(Records from a data collection)
-=-=-=-=-

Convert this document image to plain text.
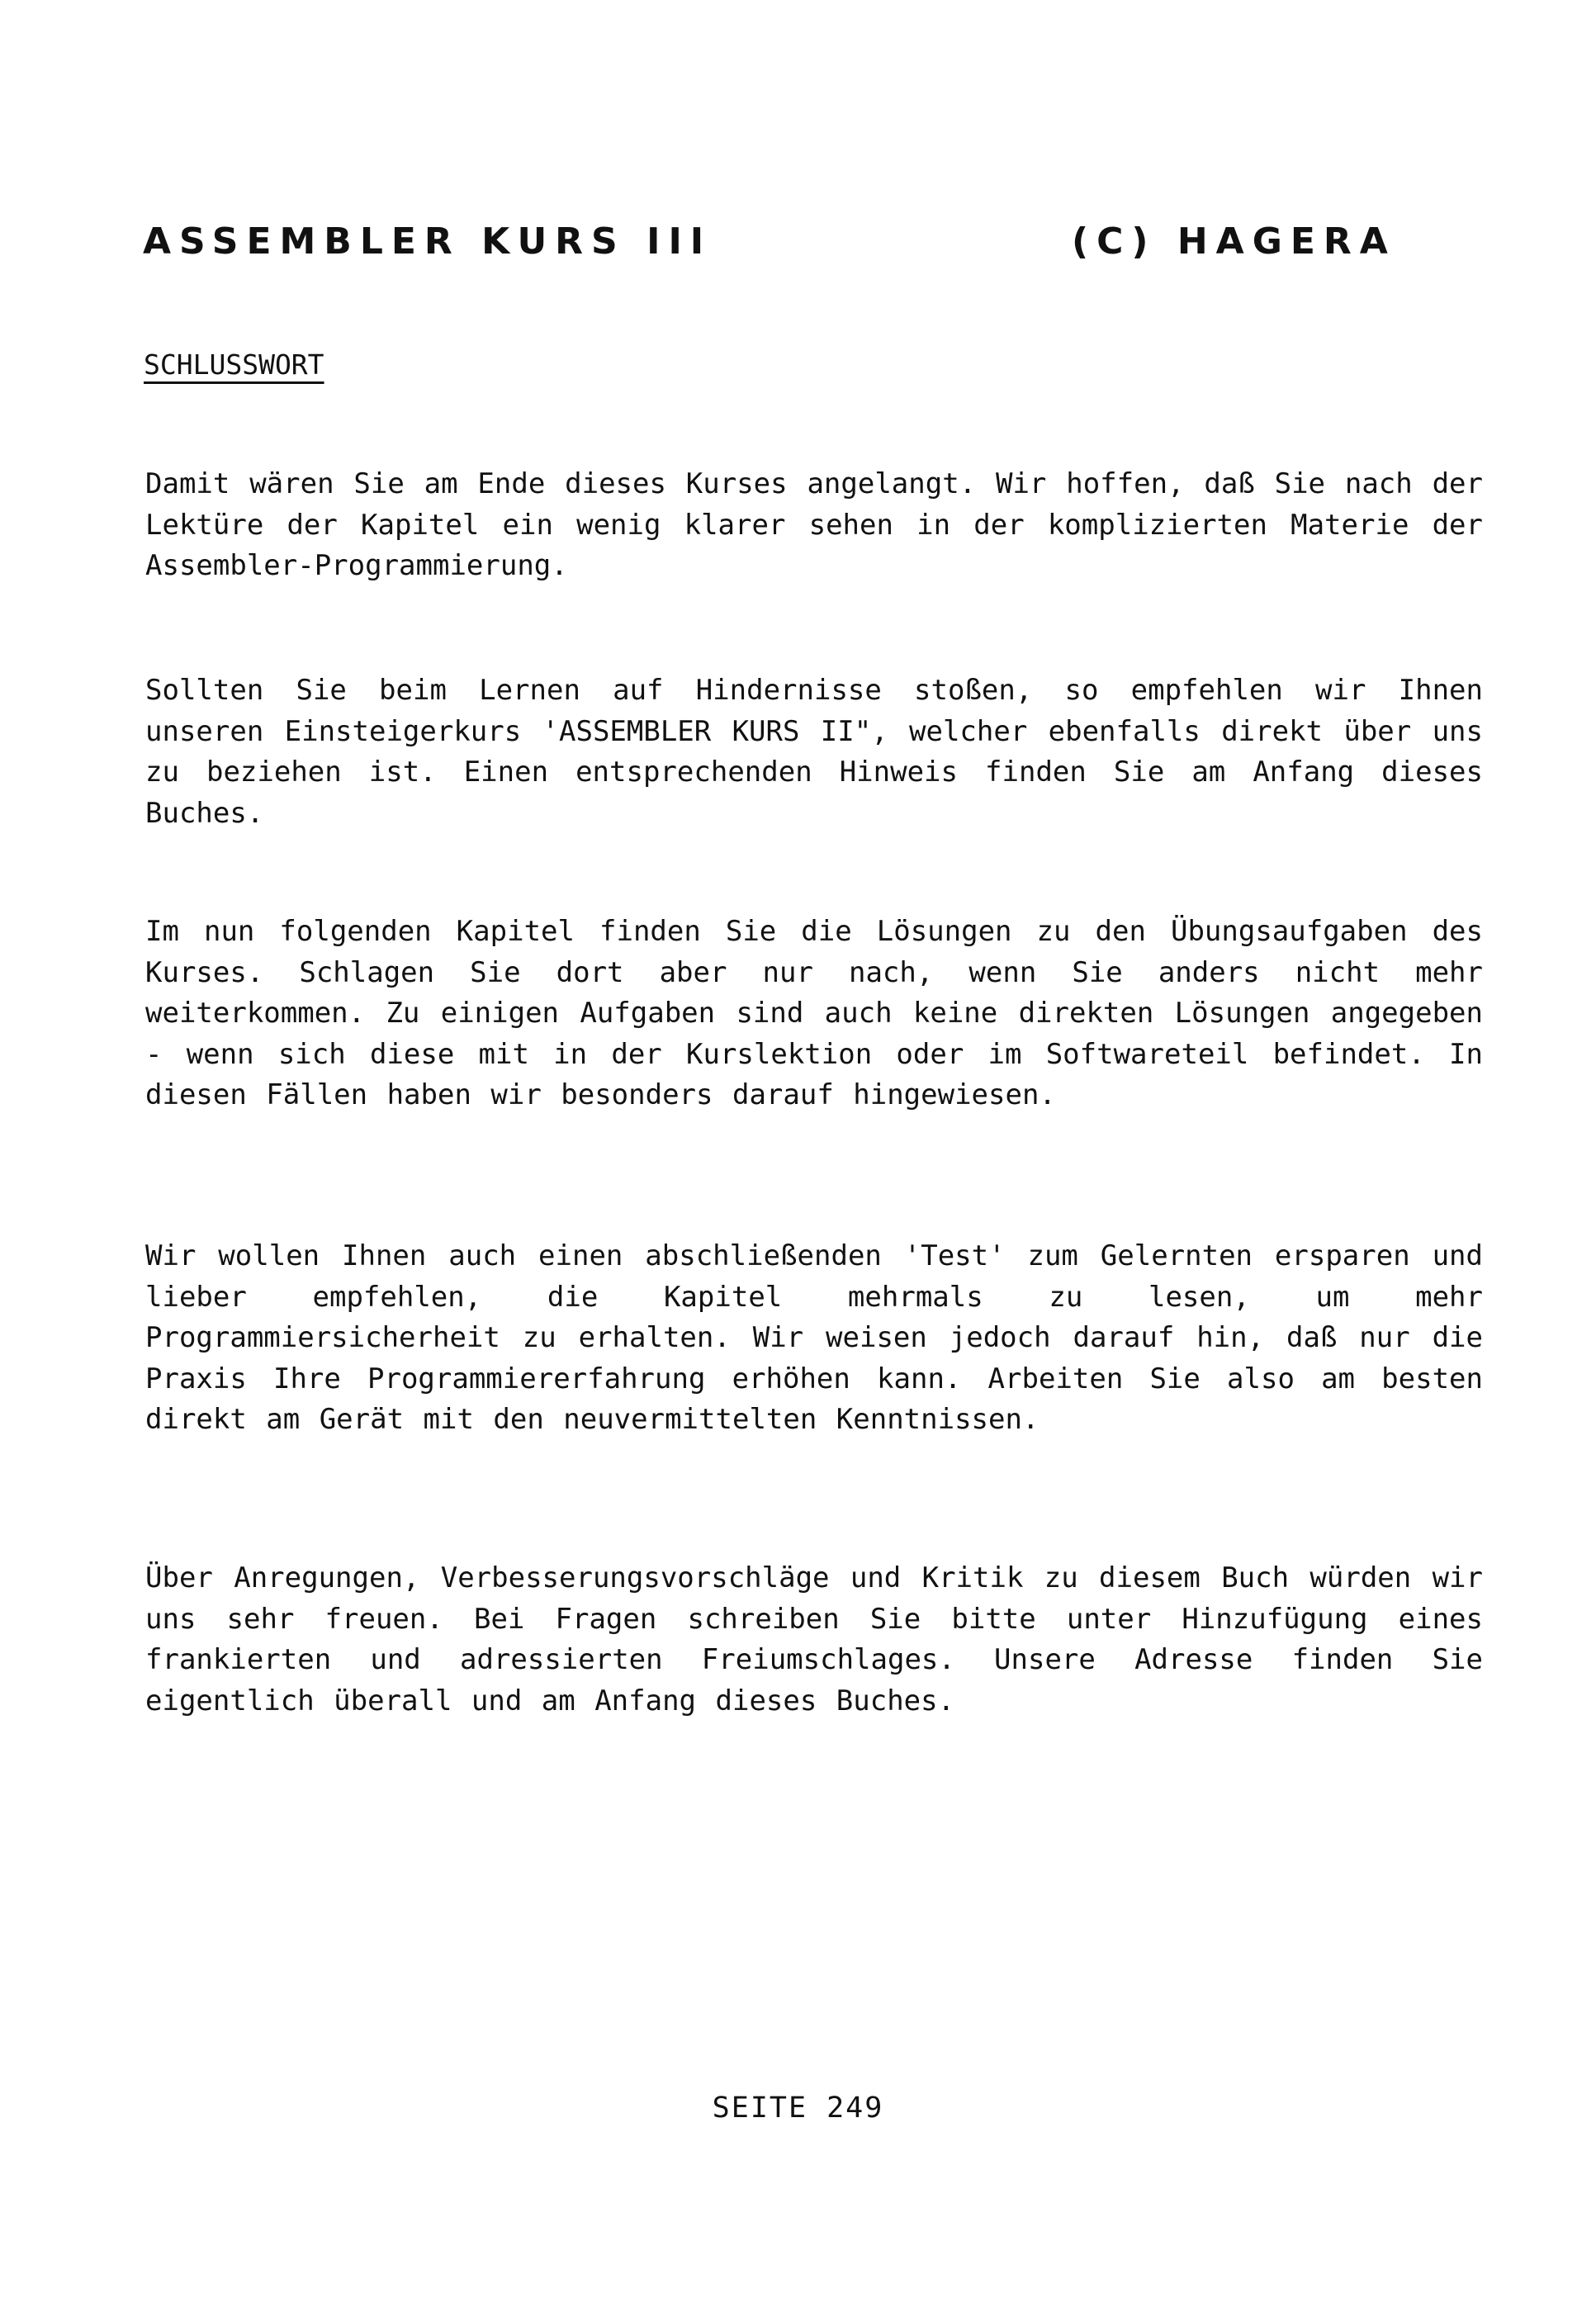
ASSEMBLER KURS III	(C) HAGERA
SCHLUSSWORT

Damit wären Sie am Ende dieses Kurses angelangt. Wir hoffen, daß Sie nach der Lektüre der Kapitel ein wenig klarer sehen in der komplizierten Materie der Assembler-Programmierung.

Sollten Sie beim Lernen auf Hindernisse stoßen, so empfehlen wir Ihnen unseren Einsteigerkurs 'ASSEMBLER KURS II", welcher ebenfalls direkt über uns zu beziehen ist. Einen entsprechenden Hinweis finden Sie am Anfang dieses Buches.

Im nun folgenden Kapitel finden Sie die Lösungen zu den Übungsaufgaben des Kurses. Schlagen Sie dort aber nur nach, wenn Sie anders nicht mehr weiterkommen. Zu einigen Aufgaben sind auch keine direkten Lösungen angegeben - wenn sich diese mit in der Kurslektion oder im Softwareteil befindet. In diesen Fällen haben wir besonders darauf hingewiesen.

Wir wollen Ihnen auch einen abschließenden 'Test' zum Gelernten ersparen und lieber empfehlen, die Kapitel mehrmals zu lesen, um mehr Programmiersicherheit zu erhalten. Wir weisen jedoch darauf hin, daß nur die Praxis Ihre Programmiererfahrung erhöhen kann. Arbeiten Sie also am besten direkt am Gerät mit den neuvermittelten Kenntnissen.

Über Anregungen, Verbesserungsvorschläge und Kritik zu diesem Buch würden wir uns sehr freuen. Bei Fragen schreiben Sie bitte unter Hinzufügung eines frankierten und adressierten Freiumschlages. Unsere Adresse finden Sie eigentlich überall und am Anfang dieses Buches.

SEITE 249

-=-=-=-=-

◆ Exercise task ◆
Using the records above, pull out each line where the word "Anfang" occurs.

◆ Final result ◆
Sollten Sie beim Lernen auf Hindernisse stoßen, so empfehlen wir Ihnen unseren Einsteigerkurs 'ASSEMBLER KURS II", welcher ebenfalls direkt über uns zu beziehen ist. Einen entsprechenden Hinweis finden Sie am Anfang dieses Buches.
Über Anregungen, Verbesserungsvorschläge und Kritik zu diesem Buch würden wir uns sehr freuen. Bei Fragen schreiben Sie bitte unter Hinzufügung eines frankierten und adressierten Freiumschlages. Unsere Adresse finden Sie eigentlich überall und am Anfang dieses Buches.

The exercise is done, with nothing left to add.